● What is being asked
Convert the lines of the data below into a JSON list of strings, one string per line with blank lines left out. Begin at the line that has "support-cell: ✓ xyxy=(416,593,556,678)" and stop after the line that has "table-row: DNS ✓".

(Element and region listings)

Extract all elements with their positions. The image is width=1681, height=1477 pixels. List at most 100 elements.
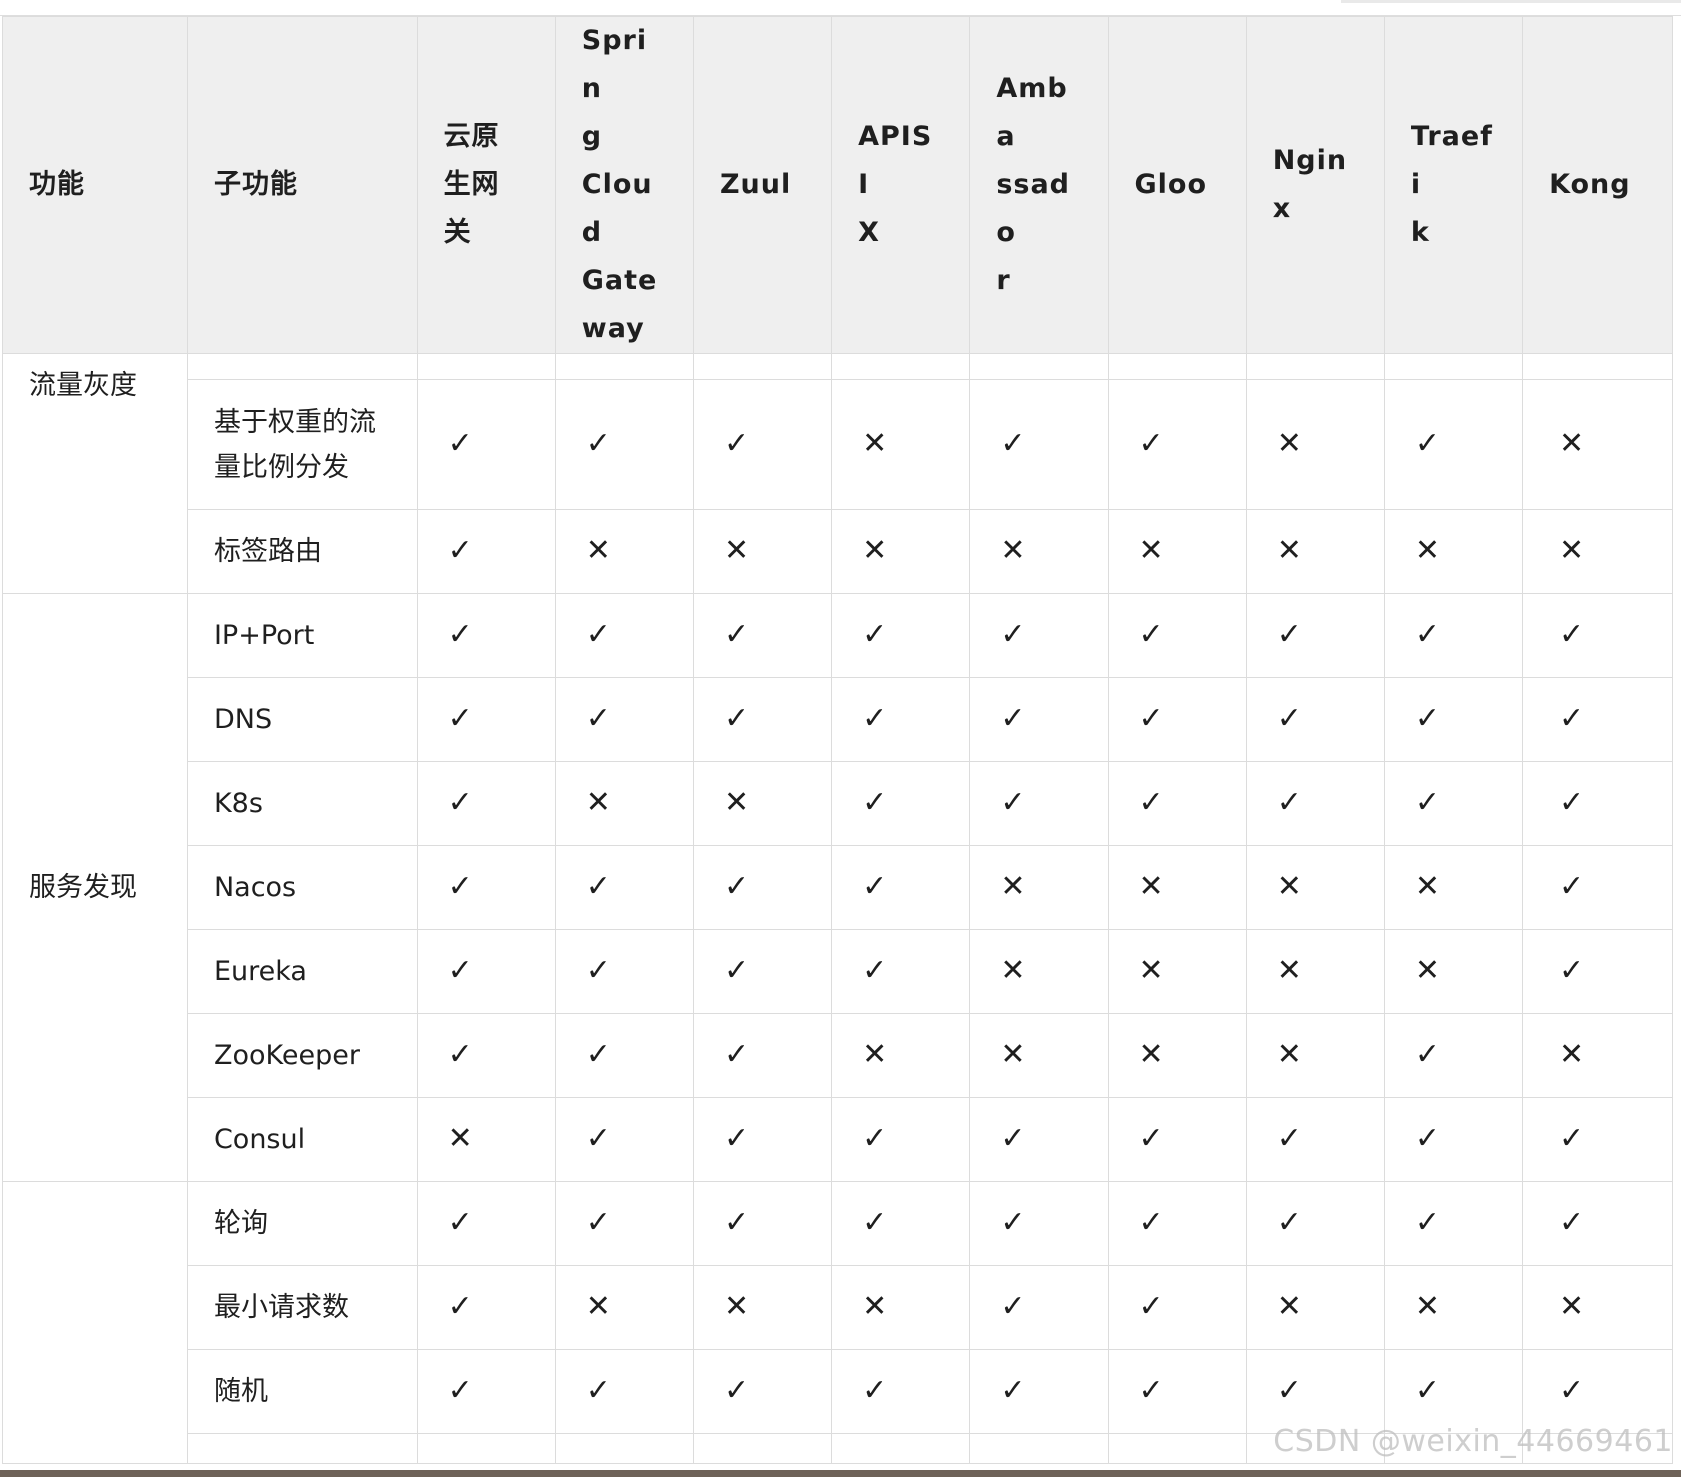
support-cell: ✓ xyxy=(416,593,556,678)
support-cell: ✓ xyxy=(554,929,694,1014)
spacer-cell xyxy=(186,353,418,380)
table-body: 流量灰度 基于权重的流量比例分发 ✓ ✓ ✓ ✕ ✓ ✓ ✕ ✓ ✕ 标签路由 ✓ ✕ ✕ ✕ ✕ ✕ ✕ ✕ ✕ 服务发… xyxy=(2,353,1673,1464)
subfeature-cell: DNS xyxy=(186,677,418,762)
column-header-text: 功能 xyxy=(29,169,85,200)
check-icon: ✓ xyxy=(1414,426,1441,461)
support-cell: ✓ xyxy=(1107,593,1247,678)
column-header-text: way xyxy=(581,313,645,344)
support-cell: ✕ xyxy=(1522,1265,1673,1350)
column-header-6: Amba ssado r xyxy=(969,16,1109,354)
spacer-cell xyxy=(554,353,694,380)
check-icon: ✓ xyxy=(1276,701,1302,736)
cross-icon: ✕ xyxy=(862,533,888,568)
cross-icon: ✕ xyxy=(1276,1037,1302,1072)
support-cell: ✕ xyxy=(1245,1013,1385,1098)
support-cell: ✓ xyxy=(969,1097,1109,1182)
support-cell: ✓ xyxy=(831,761,971,846)
cross-icon: ✕ xyxy=(1138,953,1164,988)
check-icon: ✓ xyxy=(585,1205,611,1240)
table-row: ZooKeeper ✓ ✓ ✓ ✕ ✕ ✕ ✕ ✓ ✕ xyxy=(3,1013,1673,1098)
support-cell: ✓ xyxy=(1245,593,1385,678)
empty-cell xyxy=(554,1433,694,1464)
column-header-text: g xyxy=(581,121,603,152)
check-icon: ✓ xyxy=(1138,1205,1164,1240)
support-cell: ✓ xyxy=(692,593,833,678)
check-icon: ✓ xyxy=(1414,701,1441,736)
check-icon: ✓ xyxy=(447,785,473,820)
check-icon: ✓ xyxy=(862,1205,888,1240)
subfeature-cell: K8s xyxy=(186,761,418,846)
column-header-text: APISI xyxy=(858,121,933,200)
check-icon: ✓ xyxy=(1138,701,1164,736)
support-cell: ✓ xyxy=(1107,1265,1247,1350)
cross-icon: ✕ xyxy=(1276,426,1302,461)
support-cell: ✓ xyxy=(692,1097,833,1182)
spacer-cell xyxy=(692,353,833,380)
support-cell: ✓ xyxy=(1107,379,1247,510)
table-row: Consul ✕ ✓ ✓ ✓ ✓ ✓ ✓ ✓ ✓ xyxy=(3,1097,1673,1182)
subfeature-cell: Eureka xyxy=(186,929,418,1014)
subfeature-cell: Nacos xyxy=(186,845,418,930)
cross-icon: ✕ xyxy=(1414,953,1441,988)
support-cell: ✓ xyxy=(1383,1349,1524,1434)
check-icon: ✓ xyxy=(447,1289,473,1324)
support-cell: ✓ xyxy=(969,379,1109,510)
support-cell: ✓ xyxy=(416,1349,556,1434)
empty-cell xyxy=(692,1433,833,1464)
support-cell: ✕ xyxy=(1107,1013,1247,1098)
support-cell: ✕ xyxy=(969,929,1109,1014)
table-row: DNS ✓ ✓ ✓ ✓ ✓ ✓ ✓ ✓ ✓ xyxy=(3,677,1673,762)
check-icon: ✓ xyxy=(862,701,888,736)
column-header-text: k xyxy=(1410,217,1430,248)
column-header-text: Traefi xyxy=(1410,121,1493,200)
check-icon: ✓ xyxy=(585,426,611,461)
scroll-indicator xyxy=(1341,0,1681,3)
cross-icon: ✕ xyxy=(1558,426,1585,461)
table-row: 轮询 ✓ ✓ ✓ ✓ ✓ ✓ ✓ ✓ ✓ xyxy=(2,1181,1673,1464)
support-cell: ✕ xyxy=(416,1097,556,1182)
support-cell: ✓ xyxy=(969,1265,1109,1350)
subfeature-cell: 基于权重的流量比例分发 xyxy=(186,379,418,510)
cross-icon: ✕ xyxy=(1414,869,1441,904)
support-cell: ✓ xyxy=(554,1181,694,1266)
check-icon: ✓ xyxy=(585,1373,611,1408)
support-cell: ✓ xyxy=(1383,593,1524,678)
subfeature-cell: 最小请求数 xyxy=(186,1265,418,1350)
support-cell: ✓ xyxy=(1522,593,1673,678)
spacer-cell xyxy=(1522,353,1673,380)
check-icon: ✓ xyxy=(1414,1121,1441,1156)
check-icon: ✓ xyxy=(447,617,473,652)
check-icon: ✓ xyxy=(1558,785,1585,820)
cross-icon: ✕ xyxy=(1276,869,1302,904)
check-icon: ✓ xyxy=(1000,1289,1026,1324)
table-row: Nacos ✓ ✓ ✓ ✓ ✕ ✕ ✕ ✕ ✓ xyxy=(3,845,1673,930)
support-cell: ✕ xyxy=(1383,929,1524,1014)
cross-icon: ✕ xyxy=(1558,533,1585,568)
column-header-text: 云原 xyxy=(443,121,500,152)
check-icon: ✓ xyxy=(585,617,611,652)
check-icon: ✓ xyxy=(862,785,888,820)
spacer-cell xyxy=(969,353,1109,380)
column-header-2: 云原 生网关 xyxy=(416,16,556,354)
spacer-cell xyxy=(416,353,556,380)
subfeature-cell: ZooKeeper xyxy=(186,1013,418,1098)
column-header-3: Sprin g Cloud Gate way xyxy=(554,16,694,354)
check-icon: ✓ xyxy=(447,533,473,568)
support-cell: ✓ xyxy=(416,1181,556,1266)
check-icon: ✓ xyxy=(1138,426,1164,461)
support-cell: ✓ xyxy=(1107,1349,1247,1434)
cross-icon: ✕ xyxy=(862,1037,888,1072)
check-icon: ✓ xyxy=(1414,617,1441,652)
support-cell: ✓ xyxy=(1383,1181,1524,1266)
support-cell: ✕ xyxy=(1522,1013,1673,1098)
support-cell: ✕ xyxy=(1383,1265,1524,1350)
column-header-text: Kong xyxy=(1549,169,1631,200)
check-icon: ✓ xyxy=(1000,617,1026,652)
column-header-text: Zuul xyxy=(719,169,792,200)
cross-icon: ✕ xyxy=(723,533,750,568)
column-header-5: APISI X xyxy=(831,16,971,354)
cross-icon: ✕ xyxy=(1138,1037,1164,1072)
check-icon: ✓ xyxy=(1558,953,1585,988)
support-cell: ✓ xyxy=(416,379,556,510)
check-icon: ✓ xyxy=(1276,1205,1302,1240)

● Answer to the exercise
[
  "support-cell: ✓ xyxy=(416,593,556,678)",
  "support-cell: ✓ xyxy=(554,929,694,1014)",
  "spacer-cell xyxy=(186,353,418,380)",
  "table-body: 流量灰度 基于权重的流量比例分发 ✓ ✓ ✓ ✕ ✓ ✓ ✕ ✓ ✕ 标签路由 ✓ ✕ ✕ ✕ ✕ ✕ ✕ ✕ ✕ 服务发… xyxy=(2,353,1673,1464)",
  "subfeature-cell: DNS xyxy=(186,677,418,762)",
  "column-header-text: 功能 xyxy=(29,169,85,200)",
  "check-icon: ✓ xyxy=(1414,426,1441,461)",
  "support-cell: ✓ xyxy=(1107,593,1247,678)",
  "column-header-text: way xyxy=(581,313,645,344)",
  "support-cell: ✕ xyxy=(1522,1265,1673,1350)",
  "column-header-6: Amba ssado r xyxy=(969,16,1109,354)",
  "spacer-cell xyxy=(554,353,694,380)",
  "check-icon: ✓ xyxy=(1276,701,1302,736)",
  "cross-icon: ✕ xyxy=(862,533,888,568)",
  "cross-icon: ✕ xyxy=(1276,1037,1302,1072)",
  "support-cell: ✕ xyxy=(1245,1013,1385,1098)",
  "support-cell: ✓ xyxy=(969,1097,1109,1182)",
  "support-cell: ✓ xyxy=(831,761,971,846)",
  "cross-icon: ✕ xyxy=(1138,953,1164,988)",
  "check-icon: ✓ xyxy=(585,1205,611,1240)",
  "table-row: ZooKeeper ✓ ✓ ✓ ✕ ✕ ✕ ✕ ✓ ✕ xyxy=(3,1013,1673,1098)",
  "support-cell: ✓ xyxy=(1245,593,1385,678)",
  "empty-cell xyxy=(554,1433,694,1464)",
  "column-header-text: g xyxy=(581,121,603,152)",
  "check-icon: ✓ xyxy=(1138,1205,1164,1240)",
  "support-cell: ✓ xyxy=(692,593,833,678)",
  "check-icon: ✓ xyxy=(1414,701,1441,736)",
  "check-icon: ✓ xyxy=(447,785,473,820)",
  "check-icon: ✓ xyxy=(862,1205,888,1240)",
  "subfeature-cell: K8s xyxy=(186,761,418,846)",
  "column-header-text: APISI xyxy=(858,121,933,200)",
  "check-icon: ✓ xyxy=(1138,701,1164,736)",
  "support-cell: ✓ xyxy=(1107,1265,1247,1350)",
  "cross-icon: ✕ xyxy=(1276,426,1302,461)",
  "support-cell: ✓ xyxy=(692,1097,833,1182)",
  "spacer-cell xyxy=(692,353,833,380)",
  "support-cell: ✓ xyxy=(1107,379,1247,510)",
  "table-row: Consul ✕ ✓ ✓ ✓ ✓ ✓ ✓ ✓ ✓ xyxy=(3,1097,1673,1182)",
  "subfeature-cell: Eureka xyxy=(186,929,418,1014)",
  "subfeature-cell: Nacos xyxy=(186,845,418,930)",
  "cross-icon: ✕ xyxy=(1414,953,1441,988)",
  "support-cell: ✓ xyxy=(1383,1349,1524,1434)",
  "check-icon: ✓ xyxy=(447,1289,473,1324)",
  "support-cell: ✓ xyxy=(969,379,1109,510)",
  "support-cell: ✓ xyxy=(416,1349,556,1434)",
  "empty-cell xyxy=(692,1433,833,1464)",
  "support-cell: ✕ xyxy=(1107,1013,1247,1098)",
  "support-cell: ✕ xyxy=(969,929,1109,1014)",
  "table-row: DNS ✓ ✓ ✓ ✓ ✓ ✓ ✓ ✓ ✓ xyxy=(3,677,1673,762)"
]